## EXTRACTED ENTRIES:
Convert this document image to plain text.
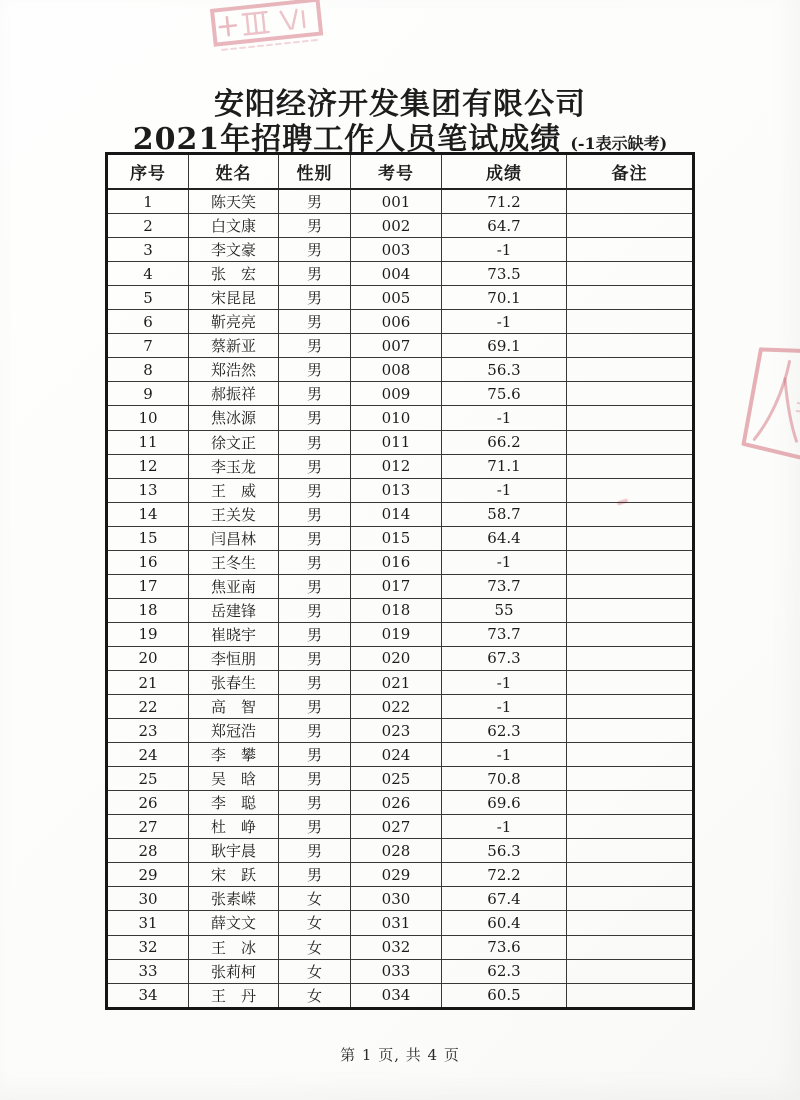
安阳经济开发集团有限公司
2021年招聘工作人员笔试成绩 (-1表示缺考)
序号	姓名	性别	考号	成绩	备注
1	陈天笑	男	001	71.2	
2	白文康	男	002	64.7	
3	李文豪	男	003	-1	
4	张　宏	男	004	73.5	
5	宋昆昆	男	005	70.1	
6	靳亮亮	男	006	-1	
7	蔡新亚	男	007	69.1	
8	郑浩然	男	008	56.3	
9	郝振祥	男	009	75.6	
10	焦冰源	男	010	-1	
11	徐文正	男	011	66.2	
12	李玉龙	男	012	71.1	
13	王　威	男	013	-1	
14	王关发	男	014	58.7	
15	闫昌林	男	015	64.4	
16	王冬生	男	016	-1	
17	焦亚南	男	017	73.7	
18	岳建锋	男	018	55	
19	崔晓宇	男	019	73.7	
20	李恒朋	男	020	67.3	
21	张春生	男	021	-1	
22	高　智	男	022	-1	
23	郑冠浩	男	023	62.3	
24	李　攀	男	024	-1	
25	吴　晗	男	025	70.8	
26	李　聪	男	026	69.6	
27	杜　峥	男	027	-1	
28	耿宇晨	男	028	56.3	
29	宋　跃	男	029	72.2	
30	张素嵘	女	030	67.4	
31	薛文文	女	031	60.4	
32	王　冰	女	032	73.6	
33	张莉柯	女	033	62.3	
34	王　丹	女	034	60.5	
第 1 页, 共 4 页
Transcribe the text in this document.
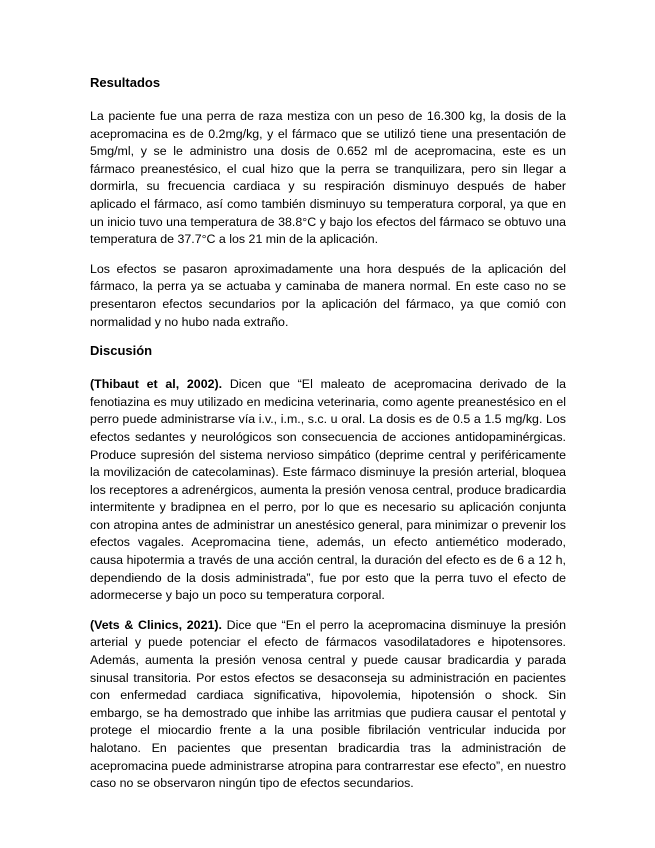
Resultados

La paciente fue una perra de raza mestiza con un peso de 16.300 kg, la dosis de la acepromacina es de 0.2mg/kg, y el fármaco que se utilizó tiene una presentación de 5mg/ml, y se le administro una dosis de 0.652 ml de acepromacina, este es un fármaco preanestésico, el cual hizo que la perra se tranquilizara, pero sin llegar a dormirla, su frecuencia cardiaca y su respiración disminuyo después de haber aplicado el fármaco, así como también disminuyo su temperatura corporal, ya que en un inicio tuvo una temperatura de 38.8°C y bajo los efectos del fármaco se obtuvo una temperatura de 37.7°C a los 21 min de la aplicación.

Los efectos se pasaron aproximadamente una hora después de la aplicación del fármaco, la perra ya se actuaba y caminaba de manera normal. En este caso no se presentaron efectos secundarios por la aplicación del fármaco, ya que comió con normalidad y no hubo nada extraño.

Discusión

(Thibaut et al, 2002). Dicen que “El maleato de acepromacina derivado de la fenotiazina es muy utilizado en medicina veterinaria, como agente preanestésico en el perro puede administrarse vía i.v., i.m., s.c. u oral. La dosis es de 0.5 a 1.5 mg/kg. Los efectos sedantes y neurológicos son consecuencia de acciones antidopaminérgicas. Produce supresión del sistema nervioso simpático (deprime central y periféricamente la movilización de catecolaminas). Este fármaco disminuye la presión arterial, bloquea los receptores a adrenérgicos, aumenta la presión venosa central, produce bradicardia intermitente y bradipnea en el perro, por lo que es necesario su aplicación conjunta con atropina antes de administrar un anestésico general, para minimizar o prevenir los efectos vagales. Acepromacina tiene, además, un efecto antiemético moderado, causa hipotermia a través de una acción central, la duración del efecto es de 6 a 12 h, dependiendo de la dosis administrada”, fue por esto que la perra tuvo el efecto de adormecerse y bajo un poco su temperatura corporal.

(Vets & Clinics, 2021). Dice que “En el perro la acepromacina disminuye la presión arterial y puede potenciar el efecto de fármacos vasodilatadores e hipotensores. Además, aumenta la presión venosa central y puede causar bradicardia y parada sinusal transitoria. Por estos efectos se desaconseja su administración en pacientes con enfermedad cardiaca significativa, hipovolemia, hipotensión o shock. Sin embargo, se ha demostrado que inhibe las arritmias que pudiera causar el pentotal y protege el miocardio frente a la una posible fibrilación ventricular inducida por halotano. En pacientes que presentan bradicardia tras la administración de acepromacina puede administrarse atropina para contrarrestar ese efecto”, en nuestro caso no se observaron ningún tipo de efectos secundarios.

## EXERCISE DETAILS:
Check all the records above and select each line where the string "puede" is found.

## FINAL RESULT:
(Thibaut et al, 2002). Dicen que “El maleato de acepromacina derivado de la fenotiazina es muy utilizado en medicina veterinaria, como agente preanestésico en el perro puede administrarse vía i.v., i.m., s.c. u oral. La dosis es de 0.5 a 1.5 mg/kg. Los efectos sedantes y neurológicos son consecuencia de acciones antidopaminérgicas. Produce supresión del sistema nervioso simpático (deprime central y periféricamente la movilización de catecolaminas). Este fármaco disminuye la presión arterial, bloquea los receptores a adrenérgicos, aumenta la presión venosa central, produce bradicardia intermitente y bradipnea en el perro, por lo que es necesario su aplicación conjunta con atropina antes de administrar un anestésico general, para minimizar o prevenir los efectos vagales. Acepromacina tiene, además, un efecto antiemético moderado, causa hipotermia a través de una acción central, la duración del efecto es de 6 a 12 h, dependiendo de la dosis administrada”, fue por esto que la perra tuvo el efecto de adormecerse y bajo un poco su temperatura corporal.
(Vets & Clinics, 2021). Dice que “En el perro la acepromacina disminuye la presión arterial y puede potenciar el efecto de fármacos vasodilatadores e hipotensores. Además, aumenta la presión venosa central y puede causar bradicardia y parada sinusal transitoria. Por estos efectos se desaconseja su administración en pacientes con enfermedad cardiaca significativa, hipovolemia, hipotensión o shock. Sin embargo, se ha demostrado que inhibe las arritmias que pudiera causar el pentotal y protege el miocardio frente a la una posible fibrilación ventricular inducida por halotano. En pacientes que presentan bradicardia tras la administración de acepromacina puede administrarse atropina para contrarrestar ese efecto”, en nuestro caso no se observaron ningún tipo de efectos secundarios.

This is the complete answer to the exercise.